─── SUPPLIED MATERIAL

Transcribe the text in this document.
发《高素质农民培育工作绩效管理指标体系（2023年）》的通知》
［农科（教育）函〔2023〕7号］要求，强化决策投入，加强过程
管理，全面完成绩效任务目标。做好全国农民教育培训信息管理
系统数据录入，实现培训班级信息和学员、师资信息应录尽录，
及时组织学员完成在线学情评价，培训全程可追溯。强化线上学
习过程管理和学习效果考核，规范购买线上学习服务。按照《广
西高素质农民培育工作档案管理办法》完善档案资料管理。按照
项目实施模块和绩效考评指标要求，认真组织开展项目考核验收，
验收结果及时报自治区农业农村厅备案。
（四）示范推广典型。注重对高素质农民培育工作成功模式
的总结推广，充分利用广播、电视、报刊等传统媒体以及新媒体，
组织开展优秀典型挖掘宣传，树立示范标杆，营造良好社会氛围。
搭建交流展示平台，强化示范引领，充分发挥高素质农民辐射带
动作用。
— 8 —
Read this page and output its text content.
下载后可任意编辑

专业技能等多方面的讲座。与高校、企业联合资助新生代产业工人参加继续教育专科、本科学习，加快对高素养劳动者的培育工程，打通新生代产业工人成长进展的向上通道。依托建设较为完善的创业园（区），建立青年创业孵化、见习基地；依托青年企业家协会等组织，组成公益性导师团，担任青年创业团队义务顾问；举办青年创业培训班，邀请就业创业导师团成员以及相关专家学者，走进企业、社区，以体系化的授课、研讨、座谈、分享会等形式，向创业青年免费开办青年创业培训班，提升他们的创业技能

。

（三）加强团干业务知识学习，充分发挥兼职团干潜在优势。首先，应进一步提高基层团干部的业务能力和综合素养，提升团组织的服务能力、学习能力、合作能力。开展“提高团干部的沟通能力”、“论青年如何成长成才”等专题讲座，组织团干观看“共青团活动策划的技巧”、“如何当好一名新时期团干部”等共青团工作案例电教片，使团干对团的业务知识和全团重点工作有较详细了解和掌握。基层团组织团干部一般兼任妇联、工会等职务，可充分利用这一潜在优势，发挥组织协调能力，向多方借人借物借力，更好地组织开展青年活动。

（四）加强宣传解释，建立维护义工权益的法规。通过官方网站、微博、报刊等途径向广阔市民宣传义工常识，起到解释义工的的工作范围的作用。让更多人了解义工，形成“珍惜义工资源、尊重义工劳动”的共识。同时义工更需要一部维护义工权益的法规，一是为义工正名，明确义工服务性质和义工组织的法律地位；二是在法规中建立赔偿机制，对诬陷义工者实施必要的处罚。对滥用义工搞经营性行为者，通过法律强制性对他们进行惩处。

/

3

──────

■ **GIVEN PROBLEM**
Give the number of lines that hold the word "this" in these records, with nothing added.

■ **RESULT**
2